* _STATED EXERCISE_:
Show every line of the records below that contains the word "JSON".

* _EXTRACTED ENTRIES_:

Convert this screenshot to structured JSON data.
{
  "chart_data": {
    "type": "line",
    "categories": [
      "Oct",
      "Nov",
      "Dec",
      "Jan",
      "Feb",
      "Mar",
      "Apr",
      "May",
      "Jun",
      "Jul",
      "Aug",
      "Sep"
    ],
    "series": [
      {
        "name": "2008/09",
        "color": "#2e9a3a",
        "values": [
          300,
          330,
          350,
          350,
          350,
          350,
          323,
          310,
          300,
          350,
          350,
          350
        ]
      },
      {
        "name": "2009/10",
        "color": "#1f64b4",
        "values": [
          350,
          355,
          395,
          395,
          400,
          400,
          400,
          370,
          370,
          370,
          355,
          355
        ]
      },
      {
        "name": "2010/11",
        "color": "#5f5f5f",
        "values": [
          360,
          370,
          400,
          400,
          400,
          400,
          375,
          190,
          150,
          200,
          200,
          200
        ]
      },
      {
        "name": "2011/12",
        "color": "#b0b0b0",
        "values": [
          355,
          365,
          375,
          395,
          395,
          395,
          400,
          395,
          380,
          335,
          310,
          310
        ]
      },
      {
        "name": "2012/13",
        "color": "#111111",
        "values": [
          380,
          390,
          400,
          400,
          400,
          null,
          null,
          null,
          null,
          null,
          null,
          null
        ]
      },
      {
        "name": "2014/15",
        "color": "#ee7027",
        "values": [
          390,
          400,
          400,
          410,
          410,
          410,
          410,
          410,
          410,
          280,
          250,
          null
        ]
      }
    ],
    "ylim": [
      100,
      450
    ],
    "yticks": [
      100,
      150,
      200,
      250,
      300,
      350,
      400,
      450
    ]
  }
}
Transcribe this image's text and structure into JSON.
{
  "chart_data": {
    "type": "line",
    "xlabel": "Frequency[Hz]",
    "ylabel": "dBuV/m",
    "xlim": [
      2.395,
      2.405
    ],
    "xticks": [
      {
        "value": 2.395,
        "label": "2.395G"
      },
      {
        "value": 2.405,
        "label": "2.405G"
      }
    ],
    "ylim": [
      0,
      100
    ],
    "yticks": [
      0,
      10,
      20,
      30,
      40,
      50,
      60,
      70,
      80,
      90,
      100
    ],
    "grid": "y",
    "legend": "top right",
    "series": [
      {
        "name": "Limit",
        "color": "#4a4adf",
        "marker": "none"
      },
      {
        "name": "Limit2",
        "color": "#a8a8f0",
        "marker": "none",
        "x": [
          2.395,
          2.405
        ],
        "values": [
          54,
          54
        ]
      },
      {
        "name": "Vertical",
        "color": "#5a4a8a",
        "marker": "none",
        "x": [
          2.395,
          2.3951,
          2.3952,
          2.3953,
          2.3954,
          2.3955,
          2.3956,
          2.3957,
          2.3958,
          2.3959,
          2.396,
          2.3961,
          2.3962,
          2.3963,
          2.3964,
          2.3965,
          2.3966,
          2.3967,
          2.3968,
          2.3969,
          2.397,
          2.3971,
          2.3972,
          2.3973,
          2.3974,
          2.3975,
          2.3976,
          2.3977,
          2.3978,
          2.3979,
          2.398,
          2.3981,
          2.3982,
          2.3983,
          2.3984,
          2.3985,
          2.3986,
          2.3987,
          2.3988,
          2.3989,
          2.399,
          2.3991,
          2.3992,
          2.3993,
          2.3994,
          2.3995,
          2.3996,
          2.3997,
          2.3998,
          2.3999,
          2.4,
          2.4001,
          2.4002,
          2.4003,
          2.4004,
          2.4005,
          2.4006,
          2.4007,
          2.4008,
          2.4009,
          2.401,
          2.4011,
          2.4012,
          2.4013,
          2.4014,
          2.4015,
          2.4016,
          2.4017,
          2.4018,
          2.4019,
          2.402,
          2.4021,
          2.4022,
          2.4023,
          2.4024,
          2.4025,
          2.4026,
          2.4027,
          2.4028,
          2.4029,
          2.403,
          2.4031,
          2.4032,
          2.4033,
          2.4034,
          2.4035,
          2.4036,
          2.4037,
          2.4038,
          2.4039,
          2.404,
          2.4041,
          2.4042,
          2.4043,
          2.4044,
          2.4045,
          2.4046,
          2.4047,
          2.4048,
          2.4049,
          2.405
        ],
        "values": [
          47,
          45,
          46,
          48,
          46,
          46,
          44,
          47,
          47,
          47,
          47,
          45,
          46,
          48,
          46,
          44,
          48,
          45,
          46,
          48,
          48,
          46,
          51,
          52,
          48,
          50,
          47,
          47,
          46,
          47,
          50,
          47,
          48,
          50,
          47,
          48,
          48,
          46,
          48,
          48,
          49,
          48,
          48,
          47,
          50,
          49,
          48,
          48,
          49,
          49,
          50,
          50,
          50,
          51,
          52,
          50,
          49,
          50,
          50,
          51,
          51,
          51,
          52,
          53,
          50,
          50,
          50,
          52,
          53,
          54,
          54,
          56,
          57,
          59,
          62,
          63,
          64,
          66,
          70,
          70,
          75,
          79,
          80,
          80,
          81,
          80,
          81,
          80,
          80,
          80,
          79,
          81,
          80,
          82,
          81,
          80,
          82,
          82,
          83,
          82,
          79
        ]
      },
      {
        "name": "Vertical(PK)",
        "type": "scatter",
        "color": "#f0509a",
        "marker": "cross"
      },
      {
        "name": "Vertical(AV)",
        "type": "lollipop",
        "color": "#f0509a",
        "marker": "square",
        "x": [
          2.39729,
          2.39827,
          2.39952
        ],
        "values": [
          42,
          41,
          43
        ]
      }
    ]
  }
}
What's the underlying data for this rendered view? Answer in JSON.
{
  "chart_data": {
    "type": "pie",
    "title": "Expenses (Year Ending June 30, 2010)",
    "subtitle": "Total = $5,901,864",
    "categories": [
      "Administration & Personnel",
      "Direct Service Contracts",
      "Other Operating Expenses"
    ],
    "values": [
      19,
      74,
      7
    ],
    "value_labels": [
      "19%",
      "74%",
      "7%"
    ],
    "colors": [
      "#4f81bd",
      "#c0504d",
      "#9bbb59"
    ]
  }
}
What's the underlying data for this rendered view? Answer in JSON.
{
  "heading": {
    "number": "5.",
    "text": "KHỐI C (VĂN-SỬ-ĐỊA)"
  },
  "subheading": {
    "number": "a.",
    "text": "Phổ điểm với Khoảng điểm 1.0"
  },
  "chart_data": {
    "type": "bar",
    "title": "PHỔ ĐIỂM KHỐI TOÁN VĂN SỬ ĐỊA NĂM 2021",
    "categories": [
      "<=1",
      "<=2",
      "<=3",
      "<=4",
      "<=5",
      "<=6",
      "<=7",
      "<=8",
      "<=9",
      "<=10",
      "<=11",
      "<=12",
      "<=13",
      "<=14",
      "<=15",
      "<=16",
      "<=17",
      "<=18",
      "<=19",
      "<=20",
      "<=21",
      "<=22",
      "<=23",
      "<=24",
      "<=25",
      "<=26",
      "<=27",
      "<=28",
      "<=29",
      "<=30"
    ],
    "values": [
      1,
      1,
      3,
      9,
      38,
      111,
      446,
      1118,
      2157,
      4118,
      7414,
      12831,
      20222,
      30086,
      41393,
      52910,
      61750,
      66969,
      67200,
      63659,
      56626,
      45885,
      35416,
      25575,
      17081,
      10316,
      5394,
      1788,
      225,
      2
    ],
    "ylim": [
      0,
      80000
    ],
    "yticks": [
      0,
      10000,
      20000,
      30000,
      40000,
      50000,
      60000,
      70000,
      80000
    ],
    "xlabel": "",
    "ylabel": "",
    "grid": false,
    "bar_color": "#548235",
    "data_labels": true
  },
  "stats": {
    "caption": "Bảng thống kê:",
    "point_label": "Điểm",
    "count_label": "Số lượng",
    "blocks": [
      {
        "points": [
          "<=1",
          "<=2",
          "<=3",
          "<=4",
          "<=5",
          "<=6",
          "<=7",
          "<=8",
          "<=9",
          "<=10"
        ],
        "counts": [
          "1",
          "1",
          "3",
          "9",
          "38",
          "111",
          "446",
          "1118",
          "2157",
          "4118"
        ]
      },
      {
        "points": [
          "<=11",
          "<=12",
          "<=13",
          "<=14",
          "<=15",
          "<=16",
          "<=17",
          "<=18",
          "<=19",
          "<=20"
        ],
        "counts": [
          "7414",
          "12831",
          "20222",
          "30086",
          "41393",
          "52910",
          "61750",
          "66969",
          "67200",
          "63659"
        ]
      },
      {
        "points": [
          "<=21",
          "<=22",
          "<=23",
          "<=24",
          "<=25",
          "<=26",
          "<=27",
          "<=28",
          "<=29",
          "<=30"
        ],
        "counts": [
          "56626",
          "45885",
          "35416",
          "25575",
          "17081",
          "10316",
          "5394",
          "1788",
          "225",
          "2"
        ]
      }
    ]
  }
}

* _REPLY_:
Convert this screenshot to structured JSON data.
Transcribe this image's text and structure into JSON.
What's the underlying data for this rendered view? Answer in JSON.
What's the underlying data for this rendered view? Answer in JSON.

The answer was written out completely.